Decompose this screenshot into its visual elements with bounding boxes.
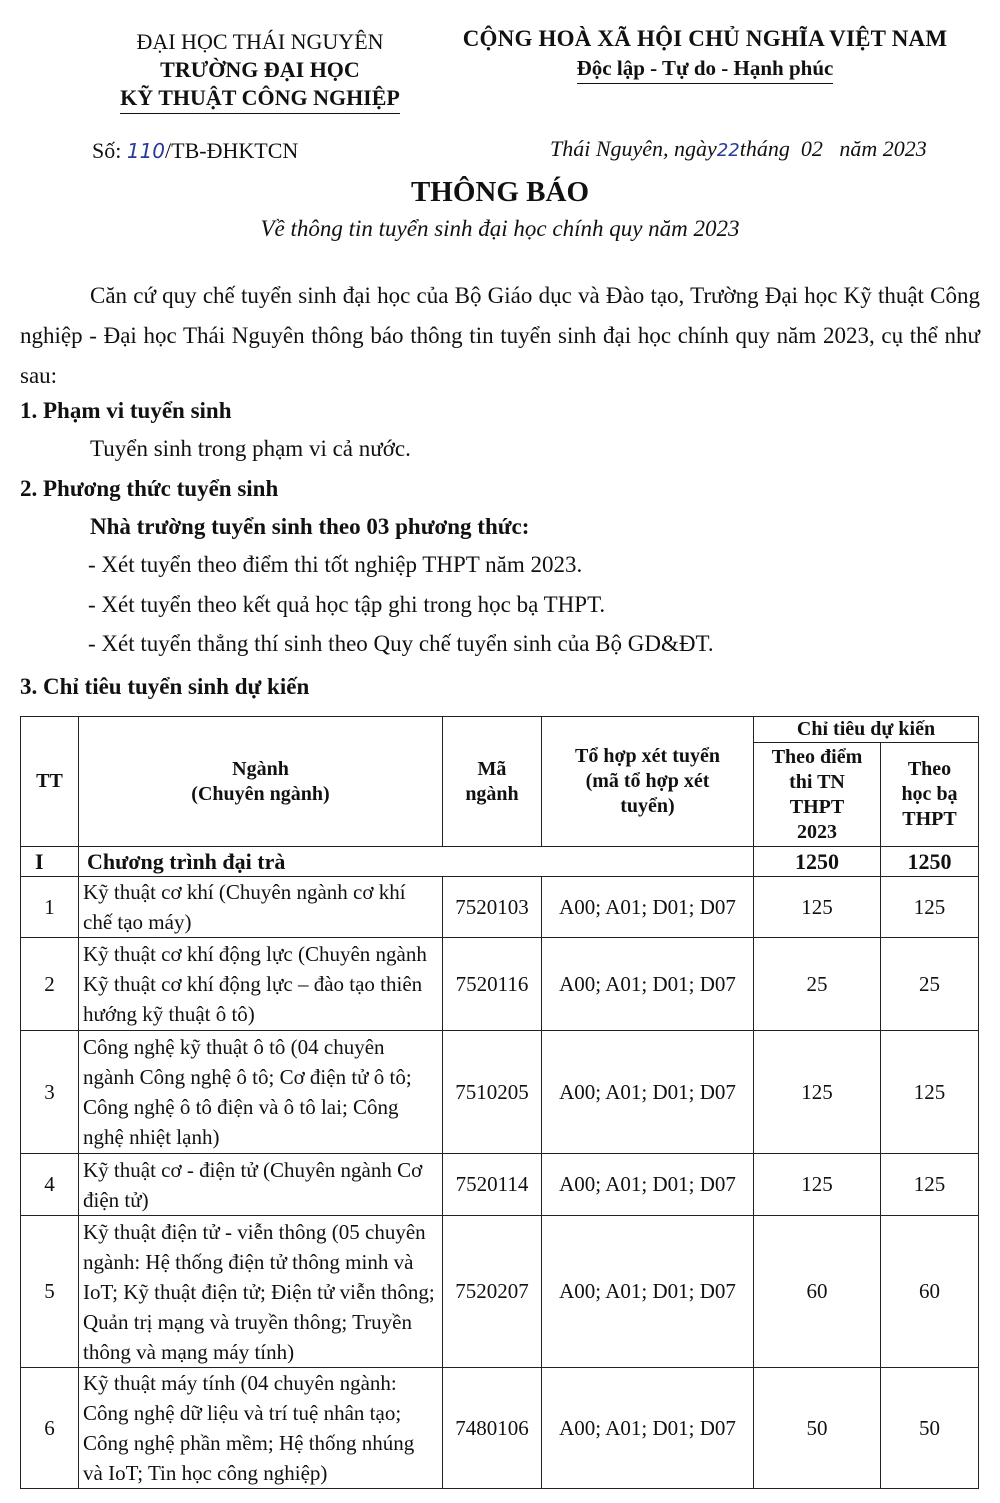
document-date <box>550 136 927 162</box>
row-combination: A00; A01; D01; D07 <box>542 1216 754 1368</box>
row-code: 7520116 <box>443 938 542 1031</box>
method-item: - Xét tuyển theo kết quả học tập ghi trong học bạ THPT. <box>88 592 606 617</box>
date-suffix: tháng 02 năm 2023 <box>739 136 927 161</box>
row-quota-exam: 25 <box>754 938 881 1031</box>
section-quota-exam: 1250 <box>754 847 881 877</box>
table-row <box>21 1031 979 1154</box>
row-code: 7520207 <box>443 1216 542 1368</box>
header-combination: Tổ hợp xét tuyển (mã tổ hợp xét tuyển) <box>542 717 754 847</box>
row-major: Kỹ thuật máy tính (04 chuyên ngành: Công nghệ dữ liệu và trí tuệ nhân tạo; Công nghệ phần mềm; Hệ thống nhúng và IoT; Tin học công nghiệp) <box>79 1368 443 1489</box>
row-major: Kỹ thuật cơ - điện tử (Chuyên ngành Cơ điện tử) <box>79 1154 443 1216</box>
row-combination: A00; A01; D01; D07 <box>542 877 754 938</box>
row-index: 2 <box>21 938 79 1031</box>
method-item: - Xét tuyển thẳng thí sinh theo Quy chế tuyển sinh của Bộ GD&ĐT. <box>88 631 714 656</box>
date-prefix: Thái Nguyên, ngày <box>550 136 717 161</box>
row-major: Kỹ thuật cơ khí (Chuyên ngành cơ khí chế tạo máy) <box>79 877 443 938</box>
section3-heading: 3. Chỉ tiêu tuyển sinh dự kiến <box>20 674 310 699</box>
method-item: - Xét tuyển theo điểm thi tốt nghiệp THPT năm 2023. <box>88 552 583 577</box>
document-subtitle: Về thông tin tuyển sinh đại học chính quy năm 2023 <box>260 216 740 241</box>
document-title: THÔNG BÁO <box>410 176 590 208</box>
header-quota-transcript: Theo học bạ THPT <box>881 743 979 847</box>
row-code: 7520103 <box>443 877 542 938</box>
row-quota-transcript: 60 <box>881 1216 979 1368</box>
row-combination: A00; A01; D01; D07 <box>542 1154 754 1216</box>
table-row <box>21 1216 979 1368</box>
row-code: 7480106 <box>443 1368 542 1489</box>
header-quota-exam: Theo điểm thi TN THPT 2023 <box>754 743 881 847</box>
quota-table <box>20 716 979 1489</box>
row-index: 1 <box>21 877 79 938</box>
national-heading <box>420 24 990 84</box>
intro-paragraph <box>20 276 980 396</box>
row-quota-exam: 125 <box>754 1154 881 1216</box>
row-quota-exam: 50 <box>754 1368 881 1489</box>
row-major: Kỹ thuật cơ khí động lực (Chuyên ngành Kỹ thuật cơ khí động lực – đào tạo thiên hướng kỹ thuật ô tô) <box>79 938 443 1031</box>
document-number-handwritten: 110 <box>126 139 166 163</box>
table-row <box>21 1368 979 1489</box>
org-school-line2: KỸ THUẬT CÔNG NGHIỆP <box>120 84 400 114</box>
intro-text: Căn cứ quy chế tuyển sinh đại học của Bộ Giáo dục và Đào tạo, Trường Đại học Kỹ thuật Công nghiệp - Đại học Thái Nguyên thông báo thông tin tuyển sinh đại học chính quy năm 2023, cụ thể như sau: <box>20 283 980 388</box>
date-day-handwritten: 22 <box>716 140 740 161</box>
section1-heading: 1. Phạm vi tuyển sinh <box>20 398 232 423</box>
table-row <box>21 877 979 938</box>
header-quota-group: Chỉ tiêu dự kiến <box>754 717 979 743</box>
row-quota-transcript: 125 <box>881 877 979 938</box>
org-parent: ĐẠI HỌC THÁI NGUYÊN <box>136 29 384 54</box>
section1-body: Tuyển sinh trong phạm vi cả nước. <box>90 436 411 461</box>
document-number <box>92 138 298 164</box>
section2-heading: 2. Phương thức tuyển sinh <box>20 476 279 501</box>
row-index: 5 <box>21 1216 79 1368</box>
section2-lead: Nhà trường tuyển sinh theo 03 phương thức: <box>90 514 530 539</box>
row-code: 7510205 <box>443 1031 542 1154</box>
row-quota-transcript: 25 <box>881 938 979 1031</box>
row-combination: A00; A01; D01; D07 <box>542 1031 754 1154</box>
row-major: Công nghệ kỹ thuật ô tô (04 chuyên ngành Công nghệ ô tô; Cơ điện tử ô tô; Công nghệ ô tô điện và ô tô lai; Công nghệ nhiệt lạnh) <box>79 1031 443 1154</box>
row-quota-exam: 60 <box>754 1216 881 1368</box>
national-title: CỘNG HOÀ XÃ HỘI CHỦ NGHĨA VIỆT NAM <box>462 26 948 51</box>
row-code: 7520114 <box>443 1154 542 1216</box>
program-section-row <box>21 847 979 877</box>
row-combination: A00; A01; D01; D07 <box>542 1368 754 1489</box>
section-index: I <box>21 847 79 877</box>
national-motto: Độc lập - Tự do - Hạnh phúc <box>577 54 834 84</box>
row-major: Kỹ thuật điện tử - viễn thông (05 chuyên ngành: Hệ thống điện tử thông minh và IoT; Kỹ thuật điện tử; Điện tử viễn thông; Quản trị mạng và truyền thông; Truyền thông và mạng máy tính) <box>79 1216 443 1368</box>
section-quota-transcript: 1250 <box>881 847 979 877</box>
table-row <box>21 938 979 1031</box>
row-quota-exam: 125 <box>754 1031 881 1154</box>
row-index: 4 <box>21 1154 79 1216</box>
row-index: 6 <box>21 1368 79 1489</box>
header-code: Mã ngành <box>443 717 542 847</box>
row-quota-transcript: 125 <box>881 1154 979 1216</box>
table-row <box>21 1154 979 1216</box>
row-quota-transcript: 125 <box>881 1031 979 1154</box>
section-name: Chương trình đại trà <box>79 847 754 877</box>
document-number-prefix: Số: <box>92 138 127 163</box>
org-school-line1: TRƯỜNG ĐẠI HỌC <box>160 57 360 82</box>
header-major: Ngành (Chuyên ngành) <box>79 717 443 847</box>
row-quota-transcript: 50 <box>881 1368 979 1489</box>
header-tt: TT <box>21 717 79 847</box>
document-number-suffix: /TB-ĐHKTCN <box>165 138 299 163</box>
row-combination: A00; A01; D01; D07 <box>542 938 754 1031</box>
row-index: 3 <box>21 1031 79 1154</box>
row-quota-exam: 125 <box>754 877 881 938</box>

## Problem to work on
Convert the record lines starting at the one containing "document-date <box>550 136 927 162</box>" and ending at the one containing "row-code: 7520207 <box>443", both included, into a Markdown table with the columns Index and Record text. Give each line its own numbered row and skip any blank lines.

## Response to this exercise
| Index | Record text |
|---|---|
| 1 | document-date <box>550 136 927 162</box> |
| 2 | row-combination: A00; A01; D01; D07 <box>542 1216 754 1368</box> |
| 3 | row-code: 7520116 <box>443 938 542 1031</box> |
| 4 | method-item: - Xét tuyển theo kết quả học tập ghi trong học bạ THPT. <box>88 592 606 617</box> |
| 5 | date-suffix: tháng 02 năm 2023 <box>739 136 927 161</box> |
| 6 | row-quota-exam: 25 <box>754 938 881 1031</box> |
| 7 | section-quota-exam: 1250 <box>754 847 881 877</box> |
| 8 | table-row <box>21 1031 979 1154</box> |
| 9 | row-code: 7520207 <box>443 1216 542 1368</box> |